AUSGANGSTEXT
====================
Meinung

Paris und Berlin eröffnen neue Phase in den Beziehungen zwischen EU und Russland

Die EU und Russland: Von der Konfrontation wieder zu einer allmählichen Annäherung? Fast alle EU-Staaten scheinen einen Neustart in den Beziehungen zu Russland anzustreben. Motiviert wird dies vor allem durch eine zunehmende Entfremdung mit den USA.
Paris und Berlin eröffnen neue Phase in den Beziehungen zwischen EU und RusslandQuelle: AFP

von Dr. Gasanov

Es scheint, dass die Beziehungen zwischen Russland und der Europäischen Union in eine neue Phase treten könnten, von einer Konfrontation zu einer allmählichen Annäherung. Sie befinden sich etwa auf dem Niveau, auf dem sich derzeit die amerikanisch-türkischen Beziehungen befinden.

Das sogenannte „ukrainische Problem“, die "Annexion" der Krim und die Unabhängigkeit des Donbass, bleibt der Hauptfaktor für die bestehende Krise und die Sanktionen. Aber der “Trump-Faktor” verändert schrittweise die Spielregeln. Die Europäische Union, die sich von Washington zunächst  im Kampf gegen die "Aggression" unterstützt sah, betrachtet die Beziehungen diesbezüglich mittlerweile als gestört oder gar bedroht.

Ende August haben die Regierungen Frankreichs und Deutschlands wichtige Erklärungen darüber abgegeben, wie sich Europa zwischen den USA und Russland positionieren sollte.

Die EU sollte auf die Sanktionen der USA gegen Russland, die Türkei, China und den Iran "reagieren", sagte der deutsche Außenminister Heiko Maas. Und außerdem hat der französische Präsident Emmanuel Macron die Notwendigkeit einer "Erneuerung der Beziehungen zu Russland" erklärt.
====================
ROHDATEN
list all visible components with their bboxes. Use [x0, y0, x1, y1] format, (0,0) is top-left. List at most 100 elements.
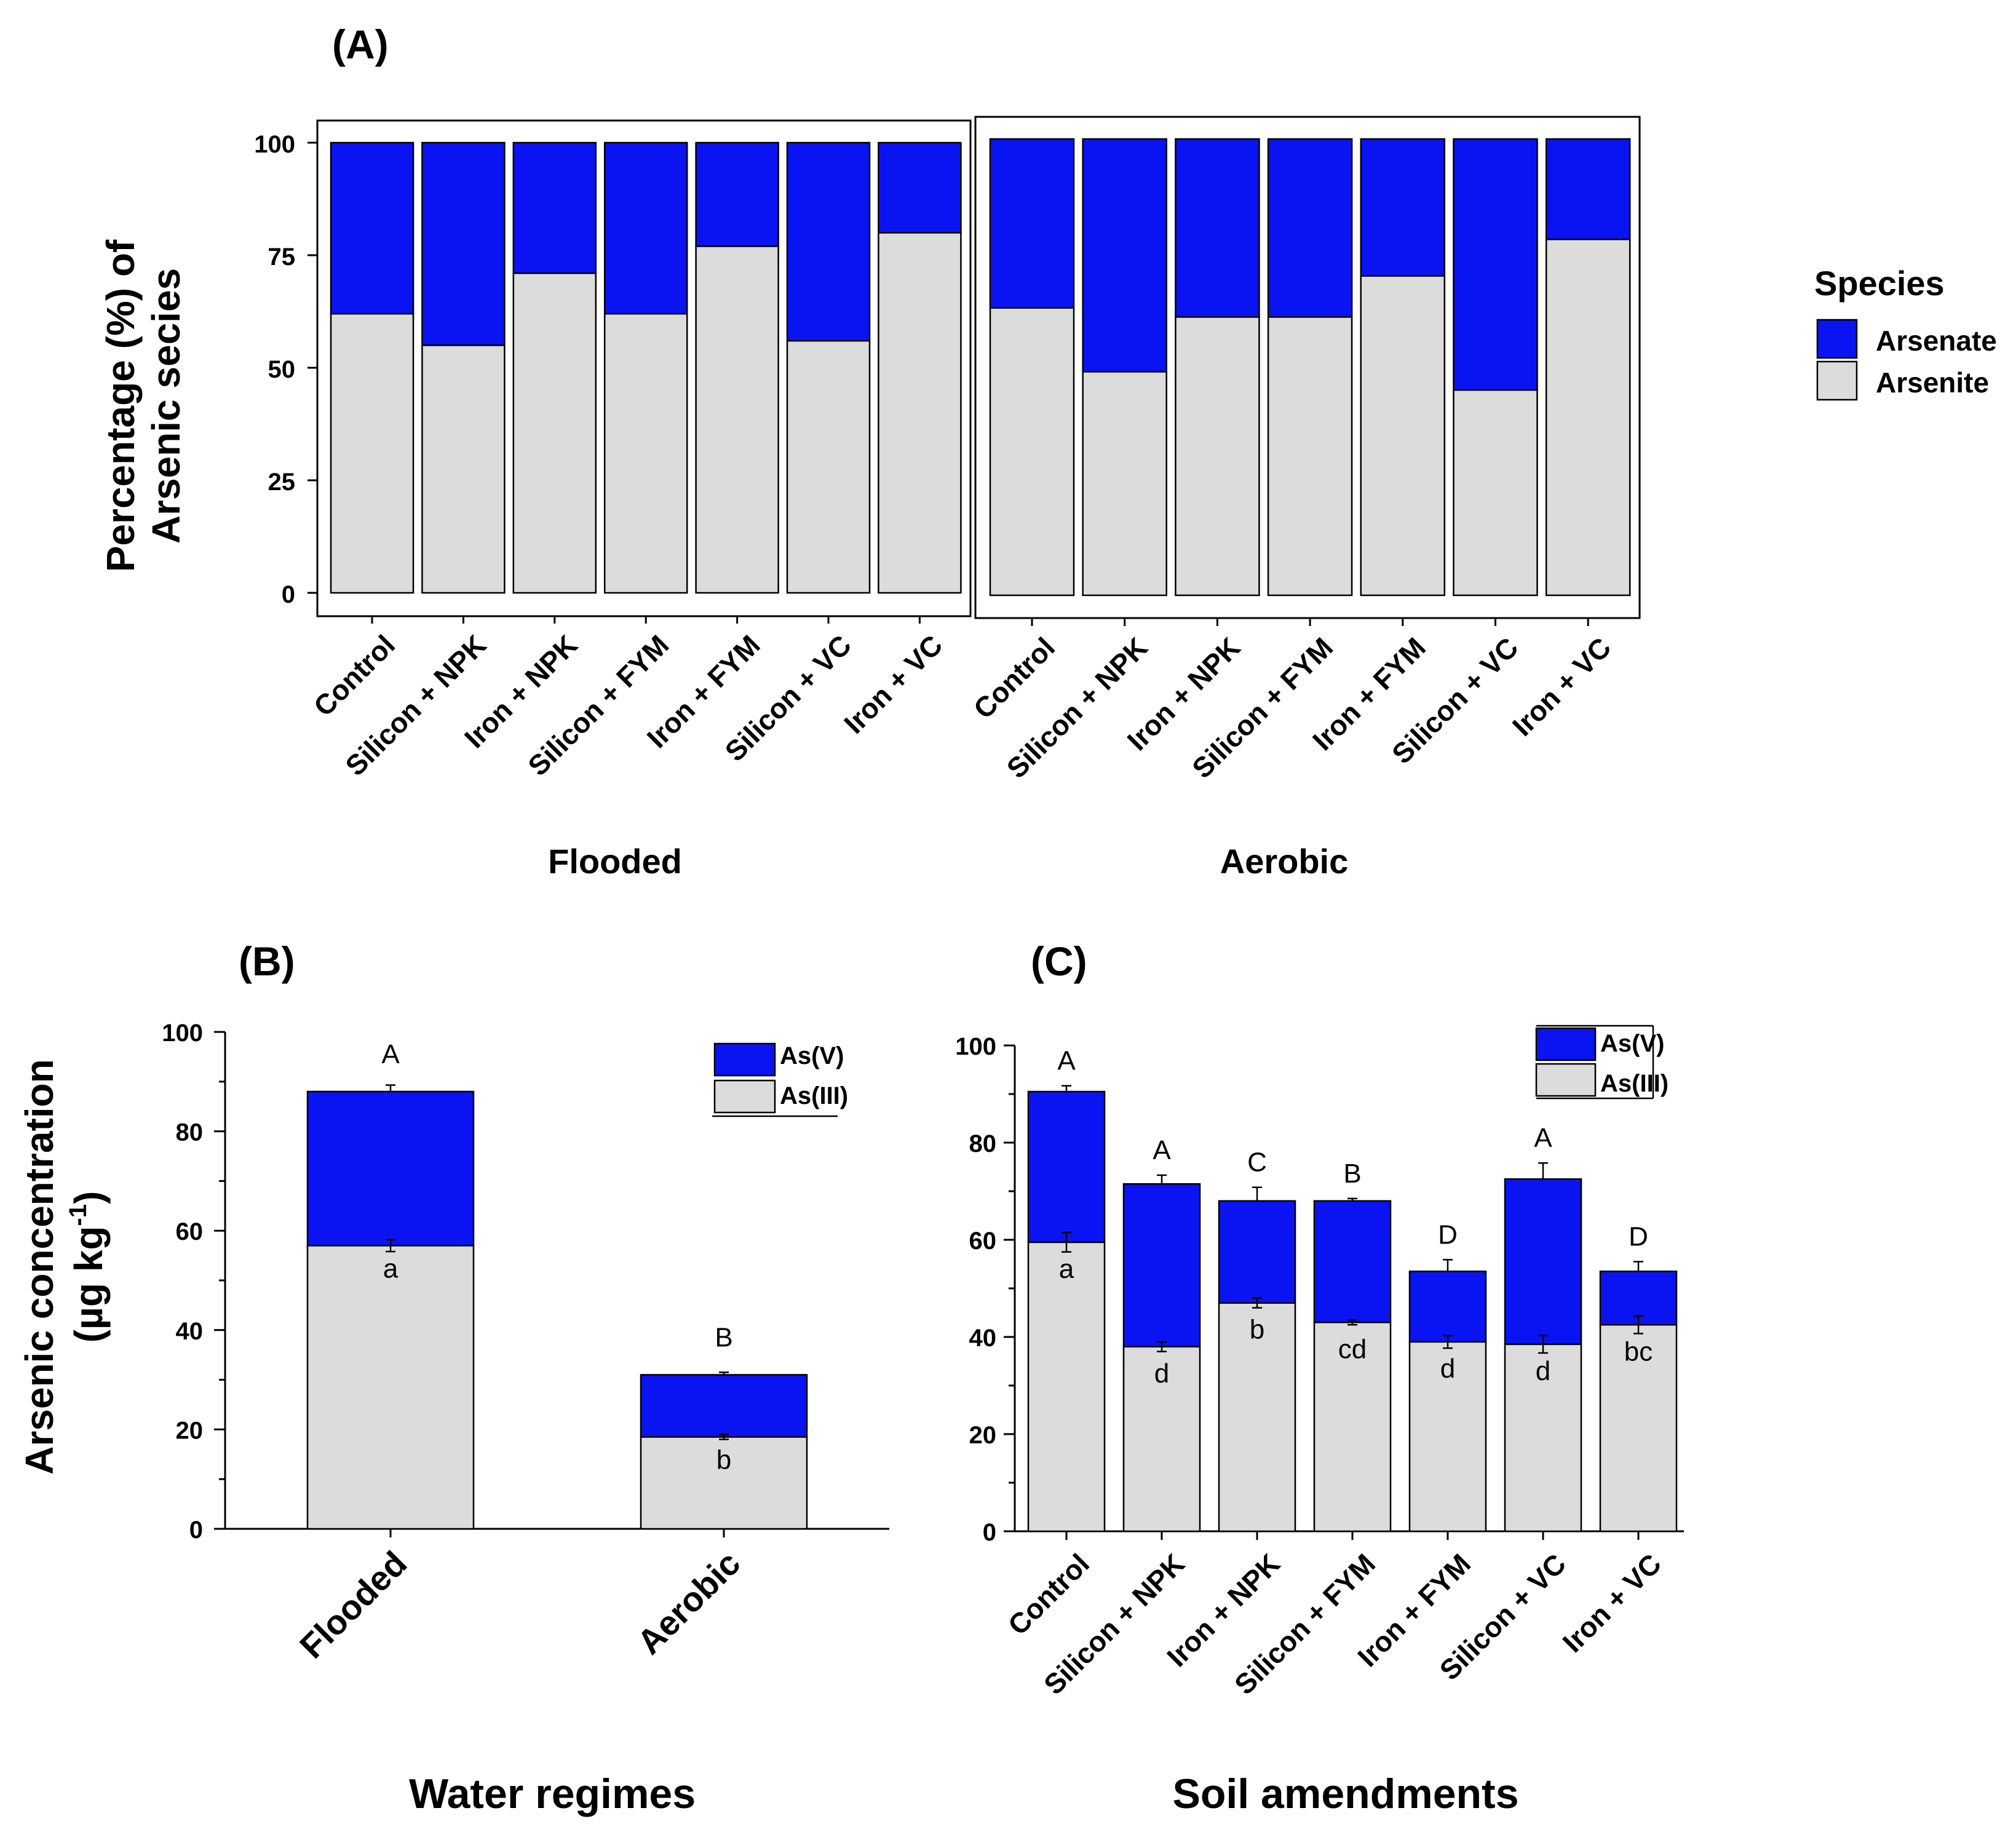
====================
ARBEITSAUFTRÄGE
(A) Beantworte anhand des Textes über die Beziehungen zwischen EU und Russland diese Fragen:
(i) Mit welchen Beziehungen vergleicht der Text das derzeitige Niveau der Beziehungen zwischen Russland und der EU?
(ii) Was bleibt laut Text der Hauptfaktor für die bestehende Krise und die Sanktionen?
(iii) Was hat der französische Präsident Emmanuel Macron für notwendig erklärt?
(B) Schreibe den Meinungsbeitrag über die Beziehungen zwischen EU und Russland im Anschluss an seinen letzten Satz weiter.

ANTWORTEN NACH AUFGABEN
(A)
(i) Mit den derzeitigen amerikanisch-türkischen Beziehungen.
(ii) Das sogenannte „ukrainische Problem“, also die „Annexion“ der Krim und die Unabhängigkeit des Donbass.
(iii) Eine „Erneuerung der Beziehungen zu Russland“.

(B)
"Wir sind an einer strategischen Partnerschaft, auch im Verteidigungsbereich, mit unseren nächsten Nachbarn interessiert", sagte Macron bei einem Treffen mit seinem finnischen Amtskollegen.

So beabsichtigen Paris und Berlin, Europa von "amerikanischer Abhängigkeit" im Bereich der Verteidigung und Sicherheit zu befreien, die für die EU nachteiligen amerikanischen Wirtschaftsmaßnahmen gegen Drittstaaten zu bekämpfen und vor allem die Beziehungen zu Russland neu zu beleben.

Der Sanktions- und Zollkrieg der USA - der erste vom Kongress initiiert, der zweite von Donald Trump - führt zu Milliardenverlusten für europäische Unternehmen. Die gewaltigen Energieprojekte der EU mit dem Iran - "South Pars" und mit Russland - "Nord Stream-2" sind entweder gescheitert oder kurz davor. Erst kürzlich kündigten zwei Teilnehmer des Projekts  “Nord Stream-2”, die französische  Engie und die deutsche Uniper, einen möglichen Rückzug aus dem Projekt an. Verluste aus US-Sanktionen würden ihnen mehr finanziellen Schaden zufügen, als sich jetzt einfach noch vom Projekt dieser zweiten Gaspipeline unter der Ostsee zu verabschieden.

Die Ziele der USA sind klar. Es ist nützlich für sie, Nord Stream-2 zu durchkreuzen, die Erweiterung der russischen Gasexporte nach Europa zu stoppen und den Zutritt des Iran zum europäischen Markt zu verhindern. Parallel dazu wird der finanzielle Druck auf die Türkei erhöht, womöglich um Recep Erdogan zu stürzen und so den "Turkish Stream" zu bremsen. Alles allein deswegen, um amerikanisches Flüssiggas (LNG) auf den europäischen und chinesischen Markt zu bringen und russisches Gas von dort zu verdrängen. Der Einflussfaktor Gas widerspiegelt sich auch in der Ukrainekrise. Kürzlich hat Trumps Berater John Bolton die Gasproduktion in der Ukraine mit Unterstützung amerikanischer Firmen angekündigt.

Angesichts der Verluste und Schäden durch die jüngsten Aktionen der USA müssen die EU und Russland zweckmäßigerweise gegenseitige Zugeständnisse machen, sollten den "Trump-Faktor" nutzbringend einsetzen. In der Ukraine könnte zum Beispiel die Präsenz von russischen und europäischen Friedenstruppen an der Kontaktlinie: die Russen von der Donbass-Seite, die EU von der ukrainischen Seite, ein akzeptabler Kompromiss werden. Der Status des Donbass sollte ein Gegenstand in der nächsten Phase der Verhandlungen sein, in deren Verlauf es zweckmäßig und notwendig wäre, die gegenseitigen Sanktionen Schritt für Schritt abzuschaffen. Und die Frage der Krim sollte ausgeklammert bleiben.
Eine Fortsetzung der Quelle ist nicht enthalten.